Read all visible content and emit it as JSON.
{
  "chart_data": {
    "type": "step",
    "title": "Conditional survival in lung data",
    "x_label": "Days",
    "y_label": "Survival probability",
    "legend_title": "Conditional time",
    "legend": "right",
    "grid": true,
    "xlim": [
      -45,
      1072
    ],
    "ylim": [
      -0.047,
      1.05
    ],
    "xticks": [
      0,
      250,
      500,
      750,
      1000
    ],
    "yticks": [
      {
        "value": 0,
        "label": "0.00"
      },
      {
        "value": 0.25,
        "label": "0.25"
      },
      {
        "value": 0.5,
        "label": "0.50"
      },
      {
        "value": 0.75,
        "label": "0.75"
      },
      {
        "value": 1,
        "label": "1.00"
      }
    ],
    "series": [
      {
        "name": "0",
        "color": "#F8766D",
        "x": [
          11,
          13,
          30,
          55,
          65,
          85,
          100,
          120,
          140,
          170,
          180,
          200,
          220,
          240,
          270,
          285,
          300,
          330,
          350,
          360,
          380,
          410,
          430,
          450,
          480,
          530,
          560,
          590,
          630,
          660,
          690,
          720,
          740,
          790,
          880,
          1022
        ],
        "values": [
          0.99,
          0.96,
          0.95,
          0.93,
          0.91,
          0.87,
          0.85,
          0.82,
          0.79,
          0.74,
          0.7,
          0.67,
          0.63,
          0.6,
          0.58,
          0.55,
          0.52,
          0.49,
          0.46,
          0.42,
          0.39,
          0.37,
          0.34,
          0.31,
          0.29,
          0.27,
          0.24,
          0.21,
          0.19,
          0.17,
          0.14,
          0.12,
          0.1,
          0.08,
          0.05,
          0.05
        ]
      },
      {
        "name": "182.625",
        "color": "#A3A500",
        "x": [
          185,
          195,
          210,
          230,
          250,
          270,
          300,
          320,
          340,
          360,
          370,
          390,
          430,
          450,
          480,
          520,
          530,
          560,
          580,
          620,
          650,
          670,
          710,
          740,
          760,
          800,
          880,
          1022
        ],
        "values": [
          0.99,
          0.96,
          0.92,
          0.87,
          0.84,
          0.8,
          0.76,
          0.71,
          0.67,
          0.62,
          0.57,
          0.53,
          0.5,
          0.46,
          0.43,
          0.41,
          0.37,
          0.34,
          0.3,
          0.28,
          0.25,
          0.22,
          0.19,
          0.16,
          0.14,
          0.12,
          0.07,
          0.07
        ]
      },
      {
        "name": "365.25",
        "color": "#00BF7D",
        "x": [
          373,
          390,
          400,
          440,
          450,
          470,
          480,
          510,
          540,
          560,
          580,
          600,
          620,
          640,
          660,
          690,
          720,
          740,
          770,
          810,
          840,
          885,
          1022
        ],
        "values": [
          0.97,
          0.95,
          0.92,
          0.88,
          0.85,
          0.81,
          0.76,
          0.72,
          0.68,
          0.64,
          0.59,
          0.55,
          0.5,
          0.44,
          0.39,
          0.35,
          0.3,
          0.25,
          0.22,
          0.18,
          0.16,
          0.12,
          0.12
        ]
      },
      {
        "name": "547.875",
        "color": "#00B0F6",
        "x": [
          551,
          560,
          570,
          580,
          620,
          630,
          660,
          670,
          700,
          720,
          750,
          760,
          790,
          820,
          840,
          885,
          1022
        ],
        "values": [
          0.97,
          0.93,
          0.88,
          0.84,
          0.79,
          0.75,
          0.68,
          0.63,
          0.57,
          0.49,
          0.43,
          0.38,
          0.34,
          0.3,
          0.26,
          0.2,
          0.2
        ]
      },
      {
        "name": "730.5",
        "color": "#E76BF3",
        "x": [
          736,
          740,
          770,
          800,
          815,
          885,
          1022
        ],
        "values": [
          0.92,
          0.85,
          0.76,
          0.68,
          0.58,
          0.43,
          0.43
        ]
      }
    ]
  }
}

#### [To do]
Transcribe every entry exactly, omitting nothing.

#### [Written response]
Read all visible content and emit it as JSON.
{
  "chart_data": {
    "type": "step",
    "title": "Conditional survival in lung data",
    "x_label": "Days",
    "y_label": "Survival probability",
    "legend_title": "Conditional time",
    "legend": "right",
    "grid": true,
    "xlim": [
      -45,
      1072
    ],
    "ylim": [
      -0.047,
      1.05
    ],
    "xticks": [
      0,
      250,
      500,
      750,
      1000
    ],
    "yticks": [
      {
        "value": 0,
        "label": "0.00"
      },
      {
        "value": 0.25,
        "label": "0.25"
      },
      {
        "value": 0.5,
        "label": "0.50"
      },
      {
        "value": 0.75,
        "label": "0.75"
      },
      {
        "value": 1,
        "label": "1.00"
      }
    ],
    "series": [
      {
        "name": "0",
        "color": "#F8766D",
        "x": [
          11,
          13,
          30,
          55,
          65,
          85,
          100,
          120,
          140,
          170,
          180,
          200,
          220,
          240,
          270,
          285,
          300,
          330,
          350,
          360,
          380,
          410,
          430,
          450,
          480,
          530,
          560,
          590,
          630,
          660,
          690,
          720,
          740,
          790,
          880,
          1022
        ],
        "values": [
          0.99,
          0.96,
          0.95,
          0.93,
          0.91,
          0.87,
          0.85,
          0.82,
          0.79,
          0.74,
          0.7,
          0.67,
          0.63,
          0.6,
          0.58,
          0.55,
          0.52,
          0.49,
          0.46,
          0.42,
          0.39,
          0.37,
          0.34,
          0.31,
          0.29,
          0.27,
          0.24,
          0.21,
          0.19,
          0.17,
          0.14,
          0.12,
          0.1,
          0.08,
          0.05,
          0.05
        ]
      },
      {
        "name": "182.625",
        "color": "#A3A500",
        "x": [
          185,
          195,
          210,
          230,
          250,
          270,
          300,
          320,
          340,
          360,
          370,
          390,
          430,
          450,
          480,
          520,
          530,
          560,
          580,
          620,
          650,
          670,
          710,
          740,
          760,
          800,
          880,
          1022
        ],
        "values": [
          0.99,
          0.96,
          0.92,
          0.87,
          0.84,
          0.8,
          0.76,
          0.71,
          0.67,
          0.62,
          0.57,
          0.53,
          0.5,
          0.46,
          0.43,
          0.41,
          0.37,
          0.34,
          0.3,
          0.28,
          0.25,
          0.22,
          0.19,
          0.16,
          0.14,
          0.12,
          0.07,
          0.07
        ]
      },
      {
        "name": "365.25",
        "color": "#00BF7D",
        "x": [
          373,
          390,
          400,
          440,
          450,
          470,
          480,
          510,
          540,
          560,
          580,
          600,
          620,
          640,
          660,
          690,
          720,
          740,
          770,
          810,
          840,
          885,
          1022
        ],
        "values": [
          0.97,
          0.95,
          0.92,
          0.88,
          0.85,
          0.81,
          0.76,
          0.72,
          0.68,
          0.64,
          0.59,
          0.55,
          0.5,
          0.44,
          0.39,
          0.35,
          0.3,
          0.25,
          0.22,
          0.18,
          0.16,
          0.12,
          0.12
        ]
      },
      {
        "name": "547.875",
        "color": "#00B0F6",
        "x": [
          551,
          560,
          570,
          580,
          620,
          630,
          660,
          670,
          700,
          720,
          750,
          760,
          790,
          820,
          840,
          885,
          1022
        ],
        "values": [
          0.97,
          0.93,
          0.88,
          0.84,
          0.79,
          0.75,
          0.68,
          0.63,
          0.57,
          0.49,
          0.43,
          0.38,
          0.34,
          0.3,
          0.26,
          0.2,
          0.2
        ]
      },
      {
        "name": "730.5",
        "color": "#E76BF3",
        "x": [
          736,
          740,
          770,
          800,
          815,
          885,
          1022
        ],
        "values": [
          0.92,
          0.85,
          0.76,
          0.68,
          0.58,
          0.43,
          0.43
        ]
      }
    ]
  }
}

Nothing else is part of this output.